# ENTRIES

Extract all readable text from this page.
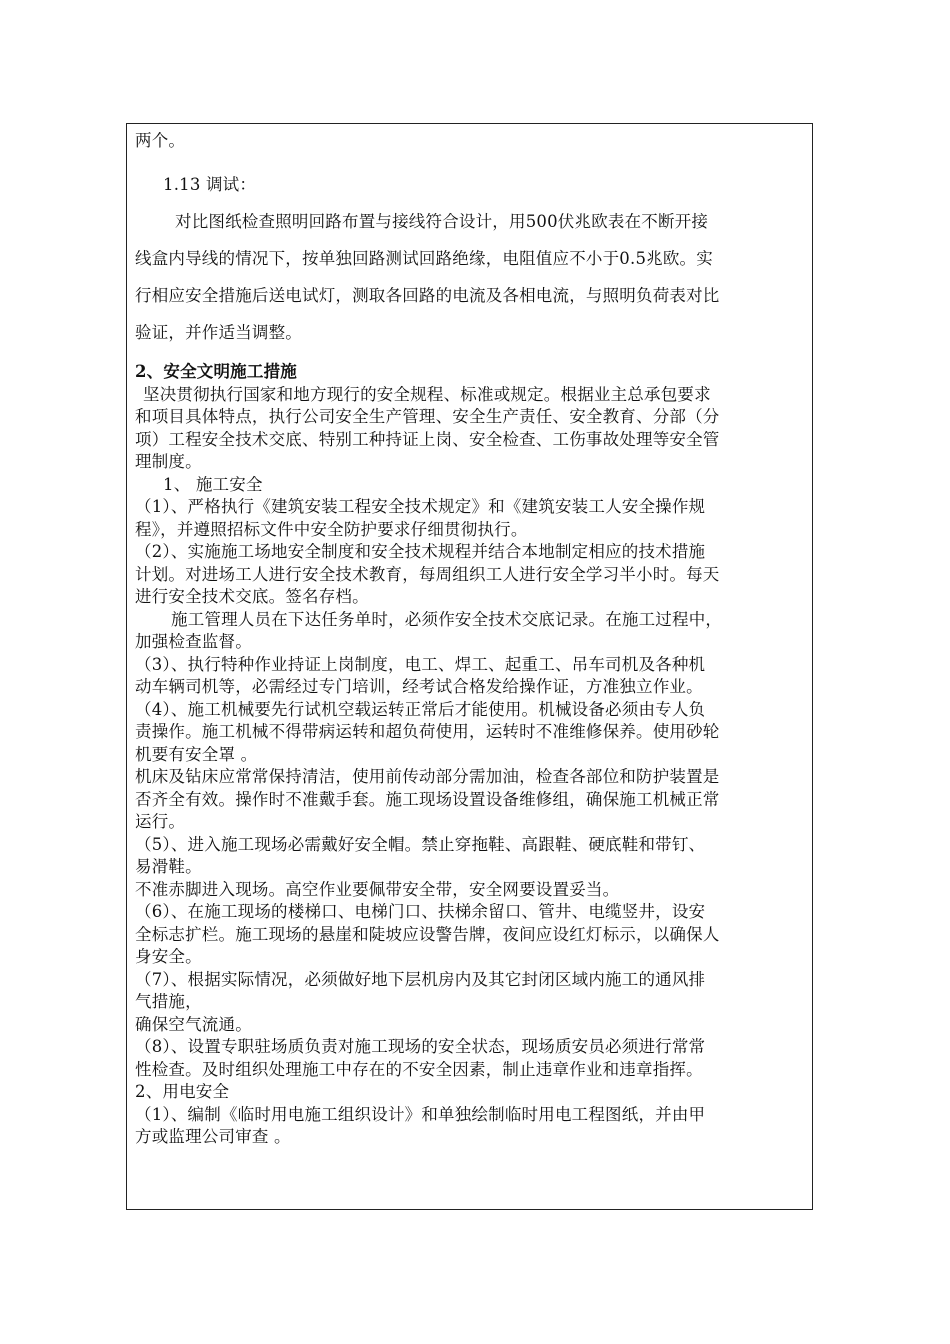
两个。
1.13 调试：
对比图纸检查照明回路布置与接线符合设计，用500伏兆欧表在不断开接
线盒内导线的情况下，按单独回路测试回路绝缘，电阻值应不小于0.5兆欧。实
行相应安全措施后送电试灯，测取各回路的电流及各相电流，与照明负荷表对比
验证，并作适当调整。
2、安全文明施工措施
坚决贯彻执行国家和地方现行的安全规程、标准或规定。根据业主总承包要求
和项目具体特点，执行公司安全生产管理、安全生产责任、安全教育、分部（分
项）工程安全技术交底、特别工种持证上岗、安全检查、工伤事故处理等安全管
理制度。
1、 施工安全
（1）、严格执行《建筑安装工程安全技术规定》和《建筑安装工人安全操作规
程》，并遵照招标文件中安全防护要求仔细贯彻执行。
（2）、实施施工场地安全制度和安全技术规程并结合本地制定相应的技术措施
计划。对进场工人进行安全技术教育，每周组织工人进行安全学习半小时。每天
进行安全技术交底。签名存档。
施工管理人员在下达任务单时，必须作安全技术交底记录。在施工过程中，
加强检查监督。
（3）、执行特种作业持证上岗制度，电工、焊工、起重工、吊车司机及各种机
动车辆司机等，必需经过专门培训，经考试合格发给操作证，方准独立作业。
（4）、施工机械要先行试机空载运转正常后才能使用。机械设备必须由专人负
责操作。施工机械不得带病运转和超负荷使用，运转时不准维修保养。使用砂轮
机要有安全罩 。
机床及钻床应常常保持清洁，使用前传动部分需加油，检查各部位和防护装置是
否齐全有效。操作时不准戴手套。施工现场设置设备维修组，确保施工机械正常
运行。
（5）、进入施工现场必需戴好安全帽。禁止穿拖鞋、高跟鞋、硬底鞋和带钉、
易滑鞋。
不准赤脚进入现场。高空作业要佩带安全带，安全网要设置妥当。
（6）、在施工现场的楼梯口、电梯门口、扶梯余留口、管井、电缆竖井，设安
全标志扩栏。施工现场的悬崖和陡坡应设警告牌，夜间应设红灯标示，以确保人
身安全。
（7）、根据实际情况，必须做好地下层机房内及其它封闭区域内施工的通风排
气措施，
确保空气流通。
（8）、设置专职驻场质负责对施工现场的安全状态，现场质安员必须进行常常
性检查。及时组织处理施工中存在的不安全因素，制止违章作业和违章指挥。
2、用电安全
（1）、编制《临时用电施工组织设计》和单独绘制临时用电工程图纸，并由甲
方或监理公司审查 。
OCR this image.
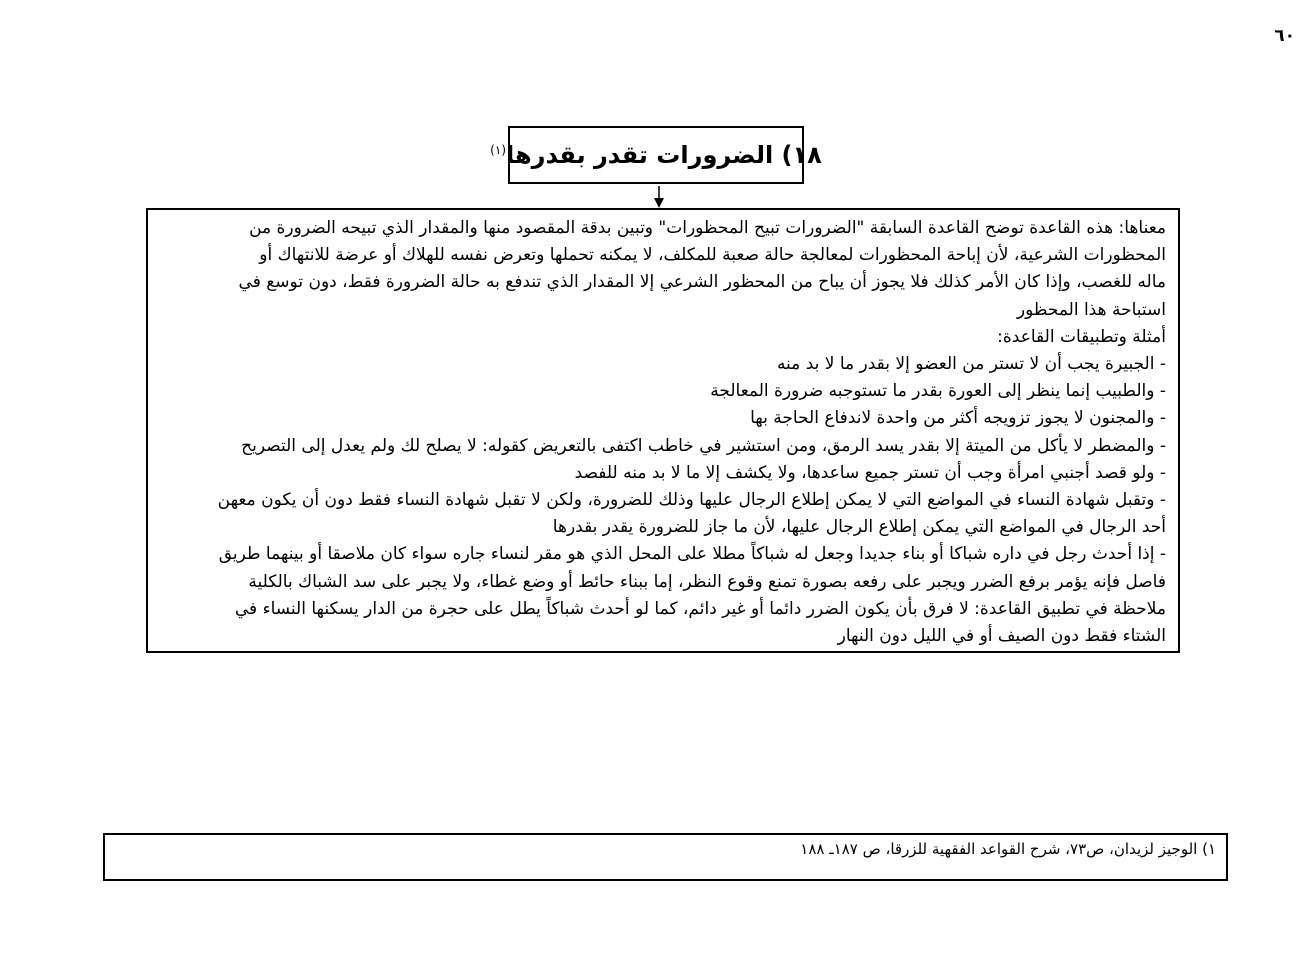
٦٠
١٨) الضرورات تقدر بقدرها$^{(١)}$

معناها: هذه القاعدة توضح القاعدة السابقة "الضرورات تبيح المحظورات" وتبين بدقة المقصود منها والمقدار الذي تبيحه الضرورة من

المحظورات الشرعية، لأن إباحة المحظورات لمعالجة حالة صعبة للمكلف، لا يمكنه تحملها وتعرض نفسه للهلاك أو عرضة للانتهاك أو

ماله للغصب، وإذا كان الأمر كذلك فلا يجوز أن يباح من المحظور الشرعي إلا المقدار الذي تندفع به حالة الضرورة فقط، دون توسع في

استباحة هذا المحظور

أمثلة وتطبيقات القاعدة:

- الجبيرة يجب أن لا تستر من العضو إلا بقدر ما لا بد منه

- والطبيب إنما ينظر إلى العورة بقدر ما تستوجبه ضرورة المعالجة

- والمجنون لا يجوز تزويجه أكثر من واحدة لاندفاع الحاجة بها

- والمضطر لا يأكل من الميتة إلا بقدر يسد الرمق، ومن استشير في خاطب اكتفى بالتعريض كقوله: لا يصلح لك ولم يعدل إلى التصريح

- ولو قصد أجنبي امرأة وجب أن تستر جميع ساعدها، ولا يكشف إلا ما لا بد منه للفصد

- وتقبل شهادة النساء في المواضع التي لا يمكن إطلاع الرجال عليها وذلك للضرورة، ولكن لا تقبل شهادة النساء فقط دون أن يكون معهن

أحد الرجال في المواضع التي يمكن إطلاع الرجال عليها، لأن ما جاز للضرورة يقدر بقدرها

- إذا أحدث رجل في داره شباكا أو بناء جديدا وجعل له شباكاً مطلا على المحل الذي هو مقر لنساء جاره سواء كان ملاصقا أو بينهما طريق

فاصل فإنه يؤمر برفع الضرر ويجبر على رفعه بصورة تمنع وقوع النظر، إما ببناء حائط أو وضع غطاء، ولا يجبر على سد الشباك بالكلية

ملاحظة في تطبيق القاعدة: لا فرق بأن يكون الضرر دائما أو غير دائم، كما لو أحدث شباكاً يطل على حجرة من الدار يسكنها النساء في

الشتاء فقط دون الصيف أو في الليل دون النهار

١) الوجيز لزيدان، ص٧٣، شرح القواعد الفقهية للزرقا، ص ١٨٧ـ ١٨٨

# WHAT YOU WILL DO
Print the lines from the one that contains "OCR this image." through the last line of the data, exactly and in full, and no other lines. Pictures are not part of the copy.

# REPLY TO THE TASK
OCR this image.
٦٠
١٨) الضرورات تقدر بقدرها$^{(١)}$

معناها: هذه القاعدة توضح القاعدة السابقة "الضرورات تبيح المحظورات" وتبين بدقة المقصود منها والمقدار الذي تبيحه الضرورة من

المحظورات الشرعية، لأن إباحة المحظورات لمعالجة حالة صعبة للمكلف، لا يمكنه تحملها وتعرض نفسه للهلاك أو عرضة للانتهاك أو

ماله للغصب، وإذا كان الأمر كذلك فلا يجوز أن يباح من المحظور الشرعي إلا المقدار الذي تندفع به حالة الضرورة فقط، دون توسع في

استباحة هذا المحظور

أمثلة وتطبيقات القاعدة:

- الجبيرة يجب أن لا تستر من العضو إلا بقدر ما لا بد منه

- والطبيب إنما ينظر إلى العورة بقدر ما تستوجبه ضرورة المعالجة

- والمجنون لا يجوز تزويجه أكثر من واحدة لاندفاع الحاجة بها

- والمضطر لا يأكل من الميتة إلا بقدر يسد الرمق، ومن استشير في خاطب اكتفى بالتعريض كقوله: لا يصلح لك ولم يعدل إلى التصريح

- ولو قصد أجنبي امرأة وجب أن تستر جميع ساعدها، ولا يكشف إلا ما لا بد منه للفصد

- وتقبل شهادة النساء في المواضع التي لا يمكن إطلاع الرجال عليها وذلك للضرورة، ولكن لا تقبل شهادة النساء فقط دون أن يكون معهن

أحد الرجال في المواضع التي يمكن إطلاع الرجال عليها، لأن ما جاز للضرورة يقدر بقدرها

- إذا أحدث رجل في داره شباكا أو بناء جديدا وجعل له شباكاً مطلا على المحل الذي هو مقر لنساء جاره سواء كان ملاصقا أو بينهما طريق

فاصل فإنه يؤمر برفع الضرر ويجبر على رفعه بصورة تمنع وقوع النظر، إما ببناء حائط أو وضع غطاء، ولا يجبر على سد الشباك بالكلية

ملاحظة في تطبيق القاعدة: لا فرق بأن يكون الضرر دائما أو غير دائم، كما لو أحدث شباكاً يطل على حجرة من الدار يسكنها النساء في

الشتاء فقط دون الصيف أو في الليل دون النهار

١) الوجيز لزيدان، ص٧٣، شرح القواعد الفقهية للزرقا، ص ١٨٧ـ ١٨٨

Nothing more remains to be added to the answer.